#### Excerpt provided:
------------------------------------------------

Please note that this part is just explanatory text trying to explain
the relationship between HTTP and URI specifications, not a normative
definition.

The definition of "resource" in the HTTP specifications is found in the
terminology section.


> >        resource
> >
> >                A network data object or service
> 
> That is not the definition of resource used in RFC3986, however.

What I said, and why I highlighted it here. The definitions are
different, and you need to use the right definition for each
specification or you'll get confused when discussing borderline issues
like this.

For most practical considerations in the use of HTTP the difference is
negligible however.

> HTTP  
> URIs can identify resources in the broader RFC3986 sense; and for  
> those URIs, there may well not be any resource in this narrow sense  
> identified by the URI at all. And yet, still, a GET on them might  
> resolve to an http endpoint. What does the http spec say about such a  
> case? What is the endpoint to do?

Yes it's correct that HTTP URIs can identify resources in the broader
sense, but not something the HTTP specifications as such concerns itself
about. HTTP specifications end at the http endpoint and it's http mapped
resource. 

> And my point was only  
> that in this case, it is at best confusing any maybe actually wrong to  
> say that IF the server has a transmittable representation available  
> then it must send it with a 200 code.

And we don't. We say "suitable to be transmitted", which is quite
different from "transmittable" as there is representations that MAY be
transmittable in theory but which is still deemed unsuitable (by the
http server endpoint or it's policy)

>  For what are we to say about the  
> second case? It all depends on what is meant by the "requested  
> resource".

The difference between a "resource" (as identified by a specific URI)
and an HTTP "requested resource" not what you think. The two differ when
there are multiple independent representations available by the exact
same URI, such as content in different language based on the language
preferences of the client etc.

------------------------------------------------

#### Input records:
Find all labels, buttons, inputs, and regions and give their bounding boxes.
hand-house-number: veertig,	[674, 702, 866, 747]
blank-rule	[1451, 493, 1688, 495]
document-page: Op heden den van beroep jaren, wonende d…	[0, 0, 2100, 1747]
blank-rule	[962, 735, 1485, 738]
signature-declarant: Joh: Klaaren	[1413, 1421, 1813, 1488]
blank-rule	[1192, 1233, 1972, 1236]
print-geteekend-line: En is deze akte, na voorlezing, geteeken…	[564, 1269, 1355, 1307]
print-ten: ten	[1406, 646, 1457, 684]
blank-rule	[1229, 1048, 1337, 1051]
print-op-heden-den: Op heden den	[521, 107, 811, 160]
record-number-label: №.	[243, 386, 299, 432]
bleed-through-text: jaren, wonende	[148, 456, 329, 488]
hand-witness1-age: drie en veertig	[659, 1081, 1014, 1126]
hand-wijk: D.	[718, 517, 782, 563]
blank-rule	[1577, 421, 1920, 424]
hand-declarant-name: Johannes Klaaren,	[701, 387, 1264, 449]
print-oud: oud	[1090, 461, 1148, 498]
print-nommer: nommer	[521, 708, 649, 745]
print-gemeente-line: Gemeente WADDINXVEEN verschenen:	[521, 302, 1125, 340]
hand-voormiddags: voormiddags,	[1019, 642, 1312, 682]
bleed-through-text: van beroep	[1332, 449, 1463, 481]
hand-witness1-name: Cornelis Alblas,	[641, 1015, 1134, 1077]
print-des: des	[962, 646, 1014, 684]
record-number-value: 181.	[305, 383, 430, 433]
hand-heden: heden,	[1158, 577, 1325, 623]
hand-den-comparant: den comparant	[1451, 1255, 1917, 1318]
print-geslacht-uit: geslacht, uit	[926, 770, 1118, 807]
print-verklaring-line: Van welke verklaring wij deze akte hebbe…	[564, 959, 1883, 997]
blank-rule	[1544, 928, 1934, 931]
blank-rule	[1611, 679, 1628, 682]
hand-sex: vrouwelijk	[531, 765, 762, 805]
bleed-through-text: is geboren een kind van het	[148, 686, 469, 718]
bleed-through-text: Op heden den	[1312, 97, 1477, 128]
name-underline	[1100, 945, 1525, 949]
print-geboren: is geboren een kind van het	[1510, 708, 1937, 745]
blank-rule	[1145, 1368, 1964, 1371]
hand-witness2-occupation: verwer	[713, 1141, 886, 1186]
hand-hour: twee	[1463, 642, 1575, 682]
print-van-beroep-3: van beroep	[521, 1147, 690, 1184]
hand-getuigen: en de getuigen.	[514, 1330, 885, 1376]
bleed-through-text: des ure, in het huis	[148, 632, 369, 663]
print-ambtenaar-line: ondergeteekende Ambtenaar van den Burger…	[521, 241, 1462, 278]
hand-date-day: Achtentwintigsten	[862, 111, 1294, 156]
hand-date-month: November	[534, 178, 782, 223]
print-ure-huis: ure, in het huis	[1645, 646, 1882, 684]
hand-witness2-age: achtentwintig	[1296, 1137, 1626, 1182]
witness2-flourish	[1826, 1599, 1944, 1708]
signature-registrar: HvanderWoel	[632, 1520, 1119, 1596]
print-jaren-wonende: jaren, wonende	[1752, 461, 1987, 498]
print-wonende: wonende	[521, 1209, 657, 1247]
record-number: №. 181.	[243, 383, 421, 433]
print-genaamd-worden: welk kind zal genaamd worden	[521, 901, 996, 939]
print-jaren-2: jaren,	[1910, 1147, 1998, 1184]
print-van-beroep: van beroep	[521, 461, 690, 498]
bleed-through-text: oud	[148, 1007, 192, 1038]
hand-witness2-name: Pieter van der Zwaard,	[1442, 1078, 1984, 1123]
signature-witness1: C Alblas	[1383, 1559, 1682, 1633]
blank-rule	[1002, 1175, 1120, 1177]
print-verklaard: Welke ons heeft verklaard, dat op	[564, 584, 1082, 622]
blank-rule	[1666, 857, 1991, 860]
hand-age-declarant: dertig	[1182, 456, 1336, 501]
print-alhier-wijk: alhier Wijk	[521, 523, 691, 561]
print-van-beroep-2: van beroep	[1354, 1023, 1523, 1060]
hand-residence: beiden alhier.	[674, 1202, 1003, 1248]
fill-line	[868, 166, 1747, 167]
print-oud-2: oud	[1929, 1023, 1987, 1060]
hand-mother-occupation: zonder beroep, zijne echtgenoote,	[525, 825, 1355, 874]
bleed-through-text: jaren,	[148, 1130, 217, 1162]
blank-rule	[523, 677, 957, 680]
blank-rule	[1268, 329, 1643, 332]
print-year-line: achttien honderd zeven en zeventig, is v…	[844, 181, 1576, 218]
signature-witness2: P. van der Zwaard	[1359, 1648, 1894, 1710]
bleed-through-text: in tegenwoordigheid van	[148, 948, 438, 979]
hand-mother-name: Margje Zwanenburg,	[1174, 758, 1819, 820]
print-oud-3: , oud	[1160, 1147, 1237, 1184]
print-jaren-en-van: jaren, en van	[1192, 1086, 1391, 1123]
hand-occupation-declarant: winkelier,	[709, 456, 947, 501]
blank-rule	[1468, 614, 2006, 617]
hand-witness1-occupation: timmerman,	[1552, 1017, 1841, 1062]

------------------------------------------------

#### Stated problem 1:
Pull out each line of the listing that contains the string "wonende".
#### Stated problem 2:
Write the next part of the forum post on HTTP and URI resources, starting right after its last sentence.
The forum post on HTTP and URI resources and the listing are unrelated.

#### Exercise answer 1:
document-page: Op heden den van beroep jaren, wonende d…	[0, 0, 2100, 1747]
bleed-through-text: jaren, wonende	[148, 456, 329, 488]
print-jaren-wonende: jaren, wonende	[1752, 461, 1987, 498]
print-wonende: wonende	[521, 1209, 657, 1247]

#### Exercise answer 2:
> (It seems to me that HTTP rather shoots itself in the foot by this  
> insistence that its specs must not refer to or even acknowledge the  
> existence of resources that are other than network data or services,  
> since it has defined out of existence the very case that it should be  
> able to refer to, if only to explicitly say that its not going to  
> specify what happens in it. This is rather an ostrich way of writing  
> specs, to pretend that all of the world that you don't like doesn't  
> exist, so that you aren't obliged to say anything about it.)

I don¨t agree here. HTTP specifications places a technical limit on what
the word "resource" means within the HTTP specifications, which is
purely a technical definition.


> > My response is that
> > it's the servers role to select a suitable representation of the
> > resource based on the meaning of the URI.
> 
> Does that mean, of the resource that the URI identifies? And does  
> "identify" mean, denote?

Sorry if I am unclear some times. English is not at all my native
language, and the word "denote" is not really part of my limited English
vocabulary.

>From my understanding of "denote" it's:

Of the HTTP resource the HTTP-URI identifies.

Where identifies as in is in the sense of how an Universal Resource
Identifier identifies a network-accessible resource, ignoring completely
what that resource denotes in the broader sense.

> ??!!? Of course two different URIs can refer to the same resource. If  
> HTTP is built on a different supposition, then HTTP is simply wrong.

Sure they can. The points here is:
 * that HTTP does not care if they do
 * and that HTTP has the view that if the semantics of those URIs is
different then they do in fact NOT refer to the same resource They may
refer to different facets of some larger/broader resource but not the
same.

If those URIs happens to really refer to the same resource both URIs
will respond identically, and further is indistinguishable from two
identical copies of the same resource.

> ?? I am trying to make sense of this, and not sure I have it right.  
> Take the case in my email to Richard, where there is a URI denoting  
> him, Richard C., the actual person. (Note, this is not a topic that  
> HTTP gets to rule out or refuse to acknowledge, because this can in  
> fact happen. My question is about what HTTP should do in such a case.)  

HTTP handles the case by restricting it's notion of resource to the
network-accessible resource used for interfacing with Richard C. That
resource MAY or MAY NOT have an actual interface with Richard C, HTTP
does not care and need not care for it's operations.

> In this case, according to Richard, he is the 'requested resource'.  
> The GET request is directed to a server which has some other resource  
> inside it, call this resource R. R is a resource in your narrower  
> sense (a network data object or service), but this is *not* the  
> requested resource in this case, even though the URI resolves to (the  
> server containing) R.

In terms of HTTP R is the requested resource.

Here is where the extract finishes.